(Stored data)
begin

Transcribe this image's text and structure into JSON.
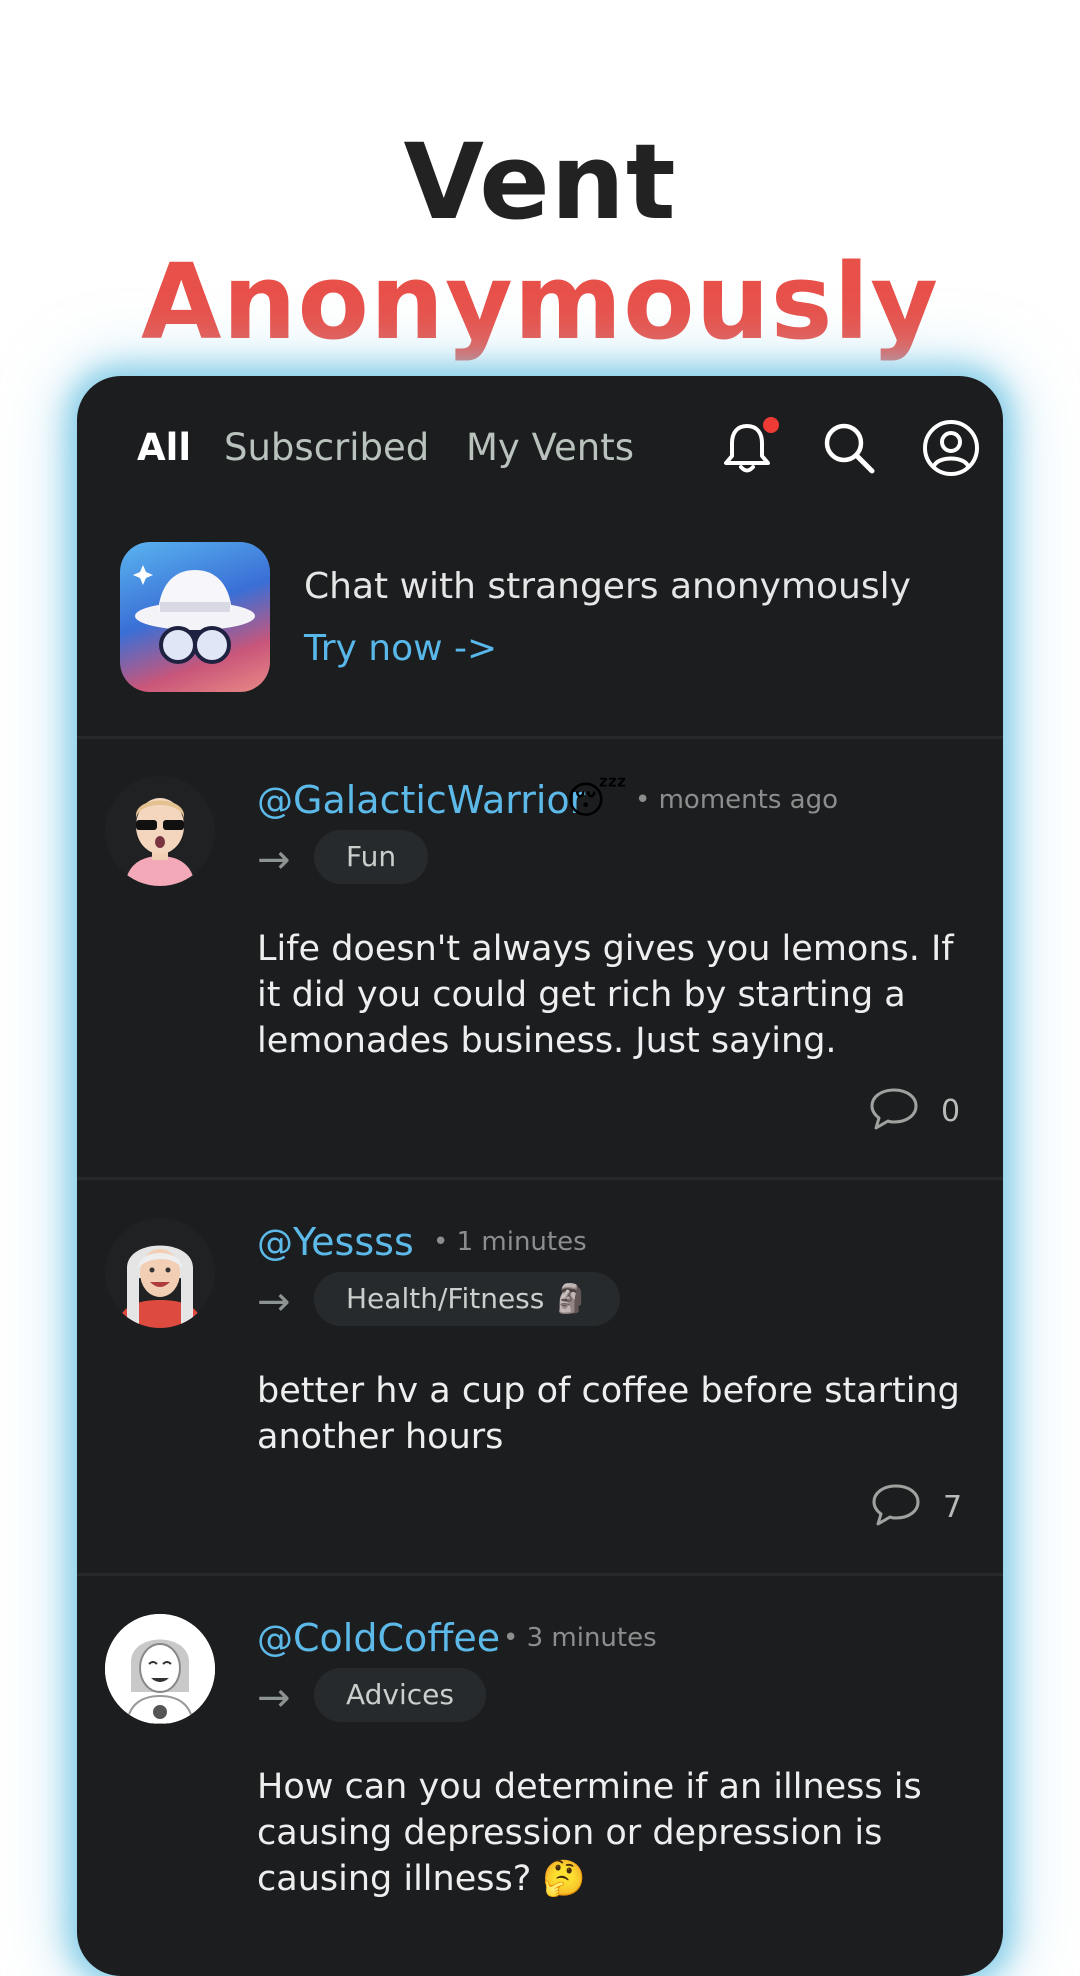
{
  "headline": {
    "word1": "Vent",
    "word2": "Anonymously"
  },
  "colors": {
    "accent_red": "#e8504a",
    "link_blue": "#5cb9e8",
    "background": "#1b1d1f"
  },
  "tabs": {
    "all": "All",
    "subscribed": "Subscribed",
    "my_vents": "My Vents"
  },
  "icons": {
    "notifications": "bell-icon",
    "search": "search-icon",
    "account": "account-circle-icon",
    "comments": "comment-bubble-icon",
    "arrow": "right-arrow"
  },
  "promo": {
    "title": "Chat with strangers anonymously",
    "link": "Try now ->"
  },
  "posts": [
    {
      "at": "@",
      "username": "GalacticWarrior",
      "mood": "😴",
      "time": "• moments ago",
      "arrow": "→",
      "category": "Fun",
      "body": "Life doesn't always gives you lemons. If it did you could get rich by starting a lemonades business. Just saying.",
      "comments": "0"
    },
    {
      "at": "@",
      "username": "Yessss",
      "time": "• 1 minutes",
      "arrow": "→",
      "category": "Health/Fitness 🗿",
      "body": "better hv a cup of coffee before starting another hours",
      "comments": "7"
    },
    {
      "at": "@",
      "username": "ColdCoffee",
      "time": "• 3 minutes",
      "arrow": "→",
      "category": "Advices",
      "body": "How can you determine if an illness is causing depression or depression is causing illness? 🤔"
    }
  ]
}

end

> **Exercise details**
Except for the pictures, copy every line of the records above exactly.

> **Solution to this task**
Transcribe this image's text and structure into JSON.
{
  "headline": {
    "word1": "Vent",
    "word2": "Anonymously"
  },
  "colors": {
    "accent_red": "#e8504a",
    "link_blue": "#5cb9e8",
    "background": "#1b1d1f"
  },
  "tabs": {
    "all": "All",
    "subscribed": "Subscribed",
    "my_vents": "My Vents"
  },
  "icons": {
    "notifications": "bell-icon",
    "search": "search-icon",
    "account": "account-circle-icon",
    "comments": "comment-bubble-icon",
    "arrow": "right-arrow"
  },
  "promo": {
    "title": "Chat with strangers anonymously",
    "link": "Try now ->"
  },
  "posts": [
    {
      "at": "@",
      "username": "GalacticWarrior",
      "mood": "😴",
      "time": "• moments ago",
      "arrow": "→",
      "category": "Fun",
      "body": "Life doesn't always gives you lemons. If it did you could get rich by starting a lemonades business. Just saying.",
      "comments": "0"
    },
    {
      "at": "@",
      "username": "Yessss",
      "time": "• 1 minutes",
      "arrow": "→",
      "category": "Health/Fitness 🗿",
      "body": "better hv a cup of coffee before starting another hours",
      "comments": "7"
    },
    {
      "at": "@",
      "username": "ColdCoffee",
      "time": "• 3 minutes",
      "arrow": "→",
      "category": "Advices",
      "body": "How can you determine if an illness is causing depression or depression is causing illness? 🤔"
    }
  ]
}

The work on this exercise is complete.